— START OF Data section —
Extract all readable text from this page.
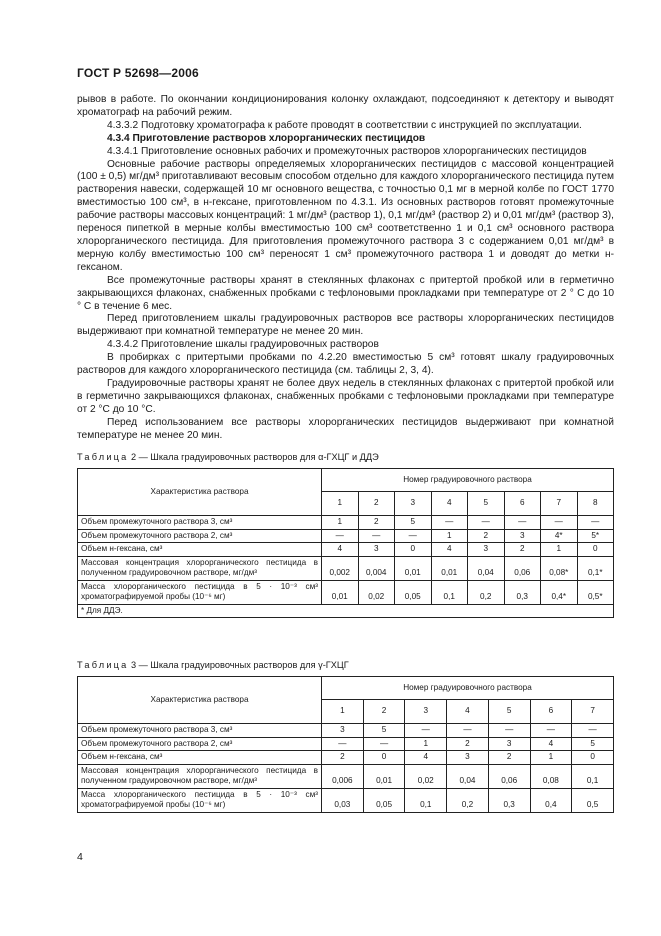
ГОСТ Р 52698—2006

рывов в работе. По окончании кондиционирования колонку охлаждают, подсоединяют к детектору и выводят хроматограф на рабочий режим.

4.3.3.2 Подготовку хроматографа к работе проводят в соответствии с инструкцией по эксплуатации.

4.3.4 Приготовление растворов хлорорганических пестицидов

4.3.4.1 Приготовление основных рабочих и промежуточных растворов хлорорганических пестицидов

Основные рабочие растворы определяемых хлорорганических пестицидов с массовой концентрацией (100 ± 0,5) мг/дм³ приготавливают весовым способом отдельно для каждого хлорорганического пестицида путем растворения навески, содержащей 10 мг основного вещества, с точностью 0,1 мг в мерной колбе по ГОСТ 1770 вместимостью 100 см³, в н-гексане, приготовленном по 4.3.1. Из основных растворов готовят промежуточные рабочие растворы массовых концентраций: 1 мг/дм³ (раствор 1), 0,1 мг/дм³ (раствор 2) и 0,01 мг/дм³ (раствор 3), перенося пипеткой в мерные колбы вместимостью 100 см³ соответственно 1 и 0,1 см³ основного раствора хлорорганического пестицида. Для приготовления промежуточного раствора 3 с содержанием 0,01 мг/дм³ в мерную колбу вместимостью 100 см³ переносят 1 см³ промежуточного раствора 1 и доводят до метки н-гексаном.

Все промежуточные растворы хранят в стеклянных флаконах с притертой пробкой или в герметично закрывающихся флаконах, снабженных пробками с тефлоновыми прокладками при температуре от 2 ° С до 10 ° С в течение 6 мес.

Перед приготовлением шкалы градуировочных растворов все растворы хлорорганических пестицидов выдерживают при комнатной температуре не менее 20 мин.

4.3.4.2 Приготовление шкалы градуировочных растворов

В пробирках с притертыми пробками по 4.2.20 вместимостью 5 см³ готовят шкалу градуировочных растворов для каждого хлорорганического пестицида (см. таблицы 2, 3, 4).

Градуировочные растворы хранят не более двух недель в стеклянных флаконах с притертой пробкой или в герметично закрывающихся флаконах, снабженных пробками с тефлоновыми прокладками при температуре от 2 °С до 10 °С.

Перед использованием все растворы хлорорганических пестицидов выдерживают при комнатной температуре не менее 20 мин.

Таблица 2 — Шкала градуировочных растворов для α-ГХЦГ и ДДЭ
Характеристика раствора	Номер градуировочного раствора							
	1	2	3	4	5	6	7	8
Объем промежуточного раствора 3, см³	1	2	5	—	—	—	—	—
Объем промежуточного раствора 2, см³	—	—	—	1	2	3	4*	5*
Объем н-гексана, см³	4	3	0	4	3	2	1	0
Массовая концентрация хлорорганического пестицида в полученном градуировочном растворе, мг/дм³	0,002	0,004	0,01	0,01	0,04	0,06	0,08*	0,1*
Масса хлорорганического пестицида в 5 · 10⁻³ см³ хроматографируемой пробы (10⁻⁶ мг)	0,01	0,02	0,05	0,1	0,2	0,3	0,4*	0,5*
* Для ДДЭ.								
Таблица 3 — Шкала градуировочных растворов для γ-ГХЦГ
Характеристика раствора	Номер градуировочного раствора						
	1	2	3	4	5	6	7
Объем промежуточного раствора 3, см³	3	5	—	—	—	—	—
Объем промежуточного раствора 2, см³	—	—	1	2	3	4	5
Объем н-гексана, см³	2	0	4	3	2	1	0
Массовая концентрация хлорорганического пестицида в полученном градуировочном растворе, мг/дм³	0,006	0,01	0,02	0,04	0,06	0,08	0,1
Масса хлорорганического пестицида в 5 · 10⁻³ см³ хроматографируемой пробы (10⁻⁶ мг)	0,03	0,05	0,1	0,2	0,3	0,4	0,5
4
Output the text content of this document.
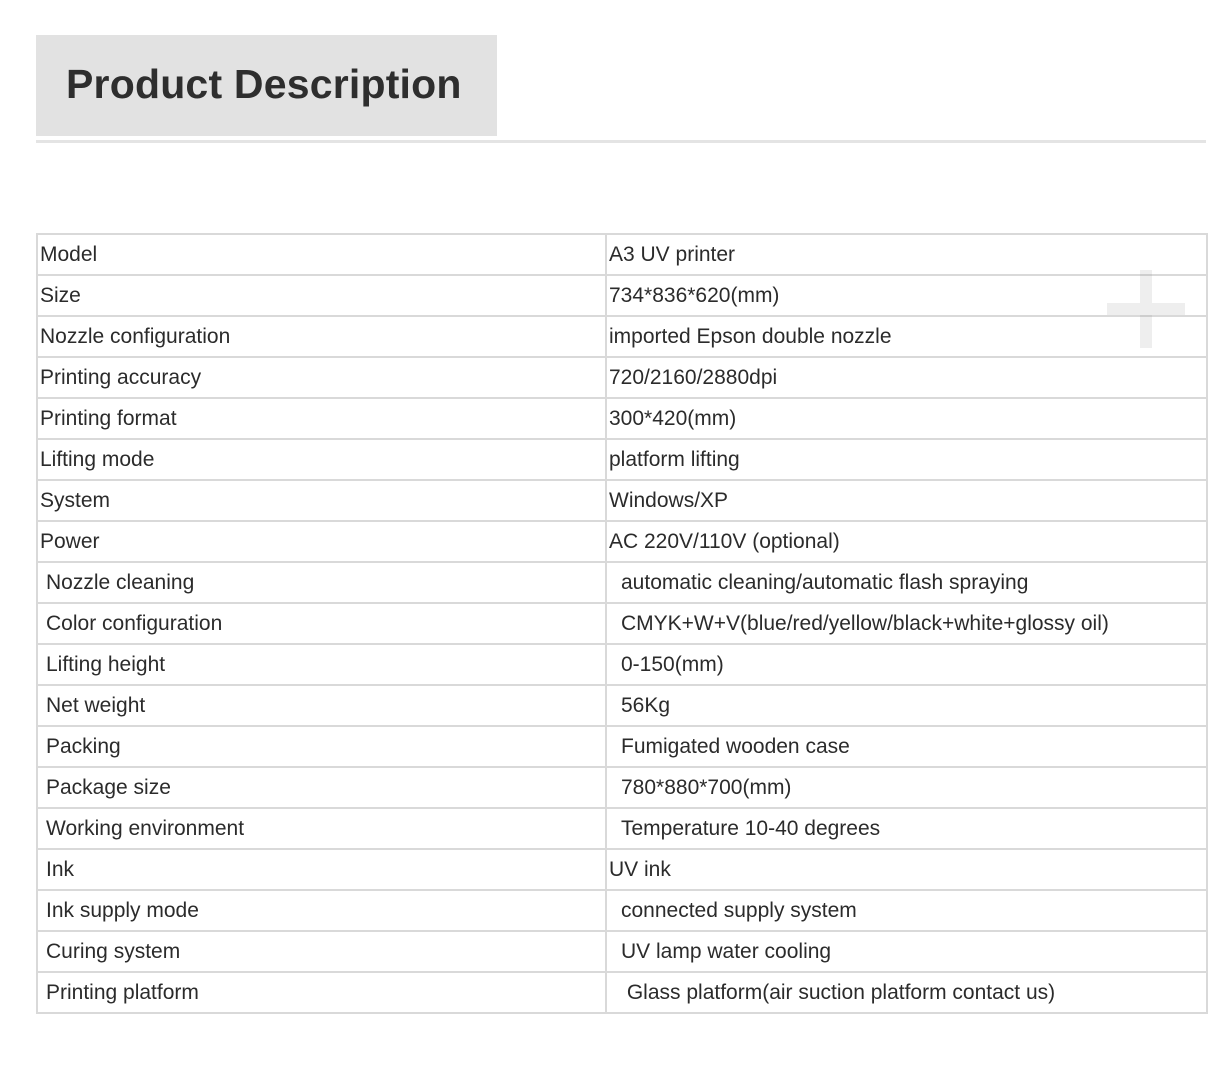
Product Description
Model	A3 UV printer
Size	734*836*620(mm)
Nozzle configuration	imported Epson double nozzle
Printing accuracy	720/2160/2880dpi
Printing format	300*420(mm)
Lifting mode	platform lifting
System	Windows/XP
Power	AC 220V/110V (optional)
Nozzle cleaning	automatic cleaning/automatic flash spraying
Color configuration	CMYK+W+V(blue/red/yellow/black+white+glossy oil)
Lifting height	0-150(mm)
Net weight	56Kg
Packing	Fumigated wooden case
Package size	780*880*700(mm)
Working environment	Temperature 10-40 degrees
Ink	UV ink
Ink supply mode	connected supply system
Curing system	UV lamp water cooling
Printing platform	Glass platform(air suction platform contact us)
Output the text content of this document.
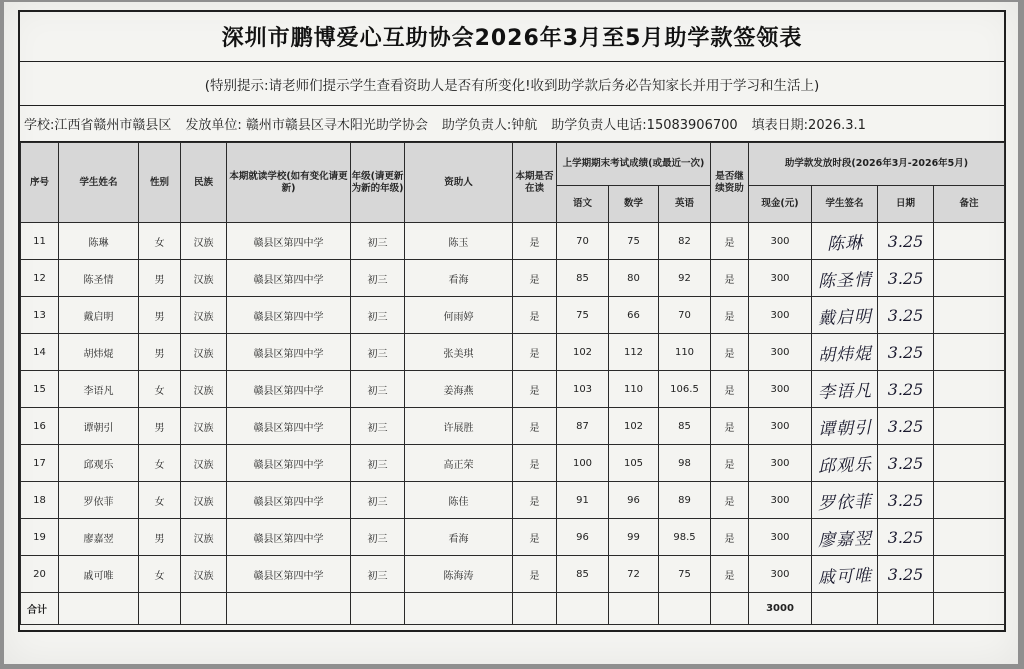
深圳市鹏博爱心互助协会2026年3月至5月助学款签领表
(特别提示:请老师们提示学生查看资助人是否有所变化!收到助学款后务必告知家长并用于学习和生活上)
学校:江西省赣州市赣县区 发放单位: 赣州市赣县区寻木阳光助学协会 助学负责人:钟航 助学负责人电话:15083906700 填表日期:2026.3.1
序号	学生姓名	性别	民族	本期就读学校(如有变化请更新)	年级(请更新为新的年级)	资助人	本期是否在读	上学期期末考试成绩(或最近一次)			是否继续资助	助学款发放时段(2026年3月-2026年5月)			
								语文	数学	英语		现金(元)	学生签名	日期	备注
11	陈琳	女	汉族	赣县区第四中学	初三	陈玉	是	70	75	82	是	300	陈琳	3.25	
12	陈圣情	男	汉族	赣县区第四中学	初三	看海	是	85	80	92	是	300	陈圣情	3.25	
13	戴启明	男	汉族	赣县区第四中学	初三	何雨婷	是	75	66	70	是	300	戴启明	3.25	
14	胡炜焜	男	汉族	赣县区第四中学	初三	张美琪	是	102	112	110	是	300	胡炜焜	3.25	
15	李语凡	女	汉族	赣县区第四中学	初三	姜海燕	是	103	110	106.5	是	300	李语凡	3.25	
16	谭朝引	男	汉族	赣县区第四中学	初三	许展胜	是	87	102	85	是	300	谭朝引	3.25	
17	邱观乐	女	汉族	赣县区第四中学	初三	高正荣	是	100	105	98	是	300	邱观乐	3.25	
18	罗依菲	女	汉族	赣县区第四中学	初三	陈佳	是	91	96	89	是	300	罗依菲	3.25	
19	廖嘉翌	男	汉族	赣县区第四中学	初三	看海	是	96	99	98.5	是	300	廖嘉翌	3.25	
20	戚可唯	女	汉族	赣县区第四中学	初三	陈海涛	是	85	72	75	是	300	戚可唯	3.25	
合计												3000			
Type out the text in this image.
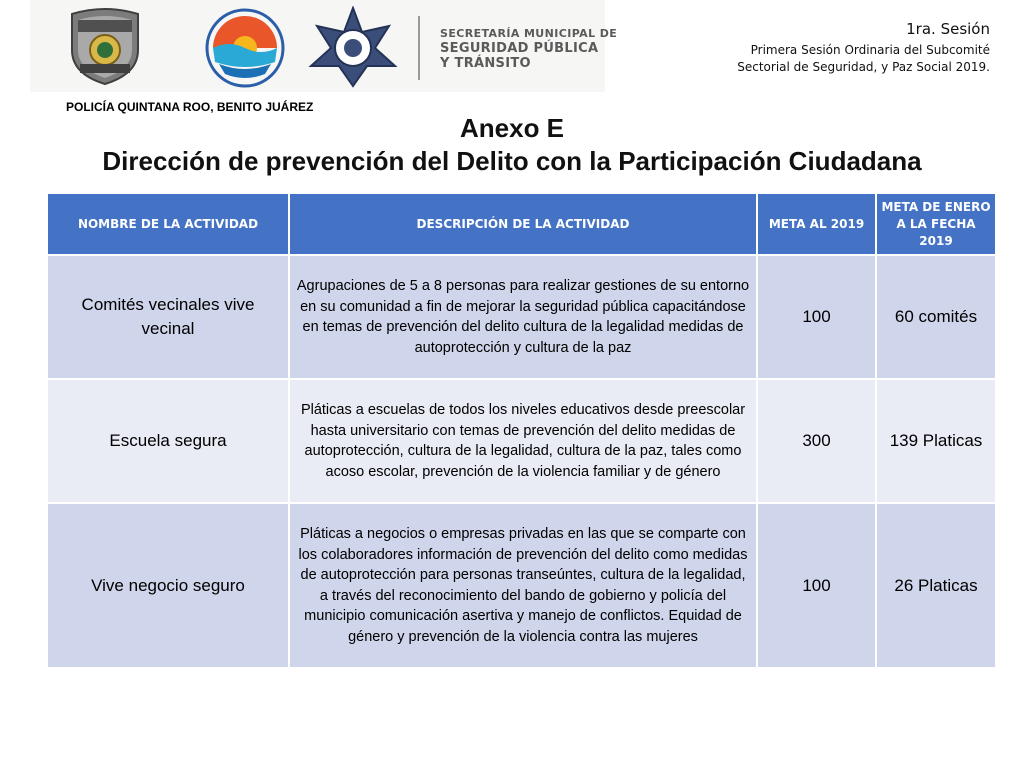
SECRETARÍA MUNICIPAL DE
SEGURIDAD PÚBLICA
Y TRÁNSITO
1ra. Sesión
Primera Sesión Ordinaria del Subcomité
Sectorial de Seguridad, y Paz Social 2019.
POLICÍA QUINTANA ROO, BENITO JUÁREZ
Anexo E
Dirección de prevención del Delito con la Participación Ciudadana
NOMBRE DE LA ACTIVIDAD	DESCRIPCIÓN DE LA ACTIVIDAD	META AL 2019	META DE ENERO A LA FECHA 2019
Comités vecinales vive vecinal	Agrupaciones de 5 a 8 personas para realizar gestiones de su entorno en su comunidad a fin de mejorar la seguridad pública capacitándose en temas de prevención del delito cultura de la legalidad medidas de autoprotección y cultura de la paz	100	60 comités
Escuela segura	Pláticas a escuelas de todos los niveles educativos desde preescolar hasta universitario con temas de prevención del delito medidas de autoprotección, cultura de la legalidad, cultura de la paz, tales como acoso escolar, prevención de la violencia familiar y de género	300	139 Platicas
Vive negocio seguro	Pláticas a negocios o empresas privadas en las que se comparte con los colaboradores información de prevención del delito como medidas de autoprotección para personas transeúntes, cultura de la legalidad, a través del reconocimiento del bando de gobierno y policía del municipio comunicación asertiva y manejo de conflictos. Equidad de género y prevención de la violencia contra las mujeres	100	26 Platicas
— END OF Data section —
▶ [Exercise objective] Transcribe the material as is, with images omitted.

▶ [The output]
Extract all readable text from this page.
ГОСТ Р 52698—2006

рывов в работе. По окончании кондиционирования колонку охлаждают, подсоединяют к детектору и выводят хроматограф на рабочий режим.

4.3.3.2 Подготовку хроматографа к работе проводят в соответствии с инструкцией по эксплуатации.

4.3.4 Приготовление растворов хлорорганических пестицидов

4.3.4.1 Приготовление основных рабочих и промежуточных растворов хлорорганических пестицидов

Основные рабочие растворы определяемых хлорорганических пестицидов с массовой концентрацией (100 ± 0,5) мг/дм³ приготавливают весовым способом отдельно для каждого хлорорганического пестицида путем растворения навески, содержащей 10 мг основного вещества, с точностью 0,1 мг в мерной колбе по ГОСТ 1770 вместимостью 100 см³, в н-гексане, приготовленном по 4.3.1. Из основных растворов готовят промежуточные рабочие растворы массовых концентраций: 1 мг/дм³ (раствор 1), 0,1 мг/дм³ (раствор 2) и 0,01 мг/дм³ (раствор 3), перенося пипеткой в мерные колбы вместимостью 100 см³ соответственно 1 и 0,1 см³ основного раствора хлорорганического пестицида. Для приготовления промежуточного раствора 3 с содержанием 0,01 мг/дм³ в мерную колбу вместимостью 100 см³ переносят 1 см³ промежуточного раствора 1 и доводят до метки н-гексаном.

Все промежуточные растворы хранят в стеклянных флаконах с притертой пробкой или в герметично закрывающихся флаконах, снабженных пробками с тефлоновыми прокладками при температуре от 2 ° С до 10 ° С в течение 6 мес.

Перед приготовлением шкалы градуировочных растворов все растворы хлорорганических пестицидов выдерживают при комнатной температуре не менее 20 мин.

4.3.4.2 Приготовление шкалы градуировочных растворов

В пробирках с притертыми пробками по 4.2.20 вместимостью 5 см³ готовят шкалу градуировочных растворов для каждого хлорорганического пестицида (см. таблицы 2, 3, 4).

Градуировочные растворы хранят не более двух недель в стеклянных флаконах с притертой пробкой или в герметично закрывающихся флаконах, снабженных пробками с тефлоновыми прокладками при температуре от 2 °С до 10 °С.

Перед использованием все растворы хлорорганических пестицидов выдерживают при комнатной температуре не менее 20 мин.

Таблица 2 — Шкала градуировочных растворов для α-ГХЦГ и ДДЭ
Характеристика раствора	Номер градуировочного раствора							
	1	2	3	4	5	6	7	8
Объем промежуточного раствора 3, см³	1	2	5	—	—	—	—	—
Объем промежуточного раствора 2, см³	—	—	—	1	2	3	4*	5*
Объем н-гексана, см³	4	3	0	4	3	2	1	0
Массовая концентрация хлорорганического пестицида в полученном градуировочном растворе, мг/дм³	0,002	0,004	0,01	0,01	0,04	0,06	0,08*	0,1*
Масса хлорорганического пестицида в 5 · 10⁻³ см³ хроматографируемой пробы (10⁻⁶ мг)	0,01	0,02	0,05	0,1	0,2	0,3	0,4*	0,5*
* Для ДДЭ.								
Таблица 3 — Шкала градуировочных растворов для γ-ГХЦГ
Характеристика раствора	Номер градуировочного раствора						
	1	2	3	4	5	6	7
Объем промежуточного раствора 3, см³	3	5	—	—	—	—	—
Объем промежуточного раствора 2, см³	—	—	1	2	3	4	5
Объем н-гексана, см³	2	0	4	3	2	1	0
Массовая концентрация хлорорганического пестицида в полученном градуировочном растворе, мг/дм³	0,006	0,01	0,02	0,04	0,06	0,08	0,1
Масса хлорорганического пестицида в 5 · 10⁻³ см³ хроматографируемой пробы (10⁻⁶ мг)	0,03	0,05	0,1	0,2	0,3	0,4	0,5
4
Output the text content of this document.
Product Description
Model	A3 UV printer
Size	734*836*620(mm)
Nozzle configuration	imported Epson double nozzle
Printing accuracy	720/2160/2880dpi
Printing format	300*420(mm)
Lifting mode	platform lifting
System	Windows/XP
Power	AC 220V/110V (optional)
Nozzle cleaning	automatic cleaning/automatic flash spraying
Color configuration	CMYK+W+V(blue/red/yellow/black+white+glossy oil)
Lifting height	0-150(mm)
Net weight	56Kg
Packing	Fumigated wooden case
Package size	780*880*700(mm)
Working environment	Temperature 10-40 degrees
Ink	UV ink
Ink supply mode	connected supply system
Curing system	UV lamp water cooling
Printing platform	Glass platform(air suction platform contact us)
Output the text content of this document.
深圳市鹏博爱心互助协会2026年3月至5月助学款签领表
(特别提示:请老师们提示学生查看资助人是否有所变化!收到助学款后务必告知家长并用于学习和生活上)
学校:江西省赣州市赣县区 发放单位: 赣州市赣县区寻木阳光助学协会 助学负责人:钟航 助学负责人电话:15083906700 填表日期:2026.3.1
序号	学生姓名	性别	民族	本期就读学校(如有变化请更新)	年级(请更新为新的年级)	资助人	本期是否在读	上学期期末考试成绩(或最近一次)			是否继续资助	助学款发放时段(2026年3月-2026年5月)			
								语文	数学	英语		现金(元)	学生签名	日期	备注
11	陈琳	女	汉族	赣县区第四中学	初三	陈玉	是	70	75	82	是	300	陈琳	3.25	
12	陈圣情	男	汉族	赣县区第四中学	初三	看海	是	85	80	92	是	300	陈圣情	3.25	
13	戴启明	男	汉族	赣县区第四中学	初三	何雨婷	是	75	66	70	是	300	戴启明	3.25	
14	胡炜焜	男	汉族	赣县区第四中学	初三	张美琪	是	102	112	110	是	300	胡炜焜	3.25	
15	李语凡	女	汉族	赣县区第四中学	初三	姜海燕	是	103	110	106.5	是	300	李语凡	3.25	
16	谭朝引	男	汉族	赣县区第四中学	初三	许展胜	是	87	102	85	是	300	谭朝引	3.25	
17	邱观乐	女	汉族	赣县区第四中学	初三	高正荣	是	100	105	98	是	300	邱观乐	3.25	
18	罗依菲	女	汉族	赣县区第四中学	初三	陈佳	是	91	96	89	是	300	罗依菲	3.25	
19	廖嘉翌	男	汉族	赣县区第四中学	初三	看海	是	96	99	98.5	是	300	廖嘉翌	3.25	
20	戚可唯	女	汉族	赣县区第四中学	初三	陈海涛	是	85	72	75	是	300	戚可唯	3.25	
合计												3000			
Type out the text in this image.
SECRETARÍA MUNICIPAL DE
SEGURIDAD PÚBLICA
Y TRÁNSITO
1ra. Sesión
Primera Sesión Ordinaria del Subcomité
Sectorial de Seguridad, y Paz Social 2019.
POLICÍA QUINTANA ROO, BENITO JUÁREZ
Anexo E
Dirección de prevención del Delito con la Participación Ciudadana
NOMBRE DE LA ACTIVIDAD	DESCRIPCIÓN DE LA ACTIVIDAD	META AL 2019	META DE ENERO A LA FECHA 2019
Comités vecinales vive vecinal	Agrupaciones de 5 a 8 personas para realizar gestiones de su entorno en su comunidad a fin de mejorar la seguridad pública capacitándose en temas de prevención del delito cultura de la legalidad medidas de autoprotección y cultura de la paz	100	60 comités
Escuela segura	Pláticas a escuelas de todos los niveles educativos desde preescolar hasta universitario con temas de prevención del delito medidas de autoprotección, cultura de la legalidad, cultura de la paz, tales como acoso escolar, prevención de la violencia familiar y de género	300	139 Platicas
Vive negocio seguro	Pláticas a negocios o empresas privadas en las que se comparte con los colaboradores información de prevención del delito como medidas de autoprotección para personas transeúntes, cultura de la legalidad, a través del reconocimiento del bando de gobierno y policía del municipio comunicación asertiva y manejo de conflictos. Equidad de género y prevención de la violencia contra las mujeres	100	26 Platicas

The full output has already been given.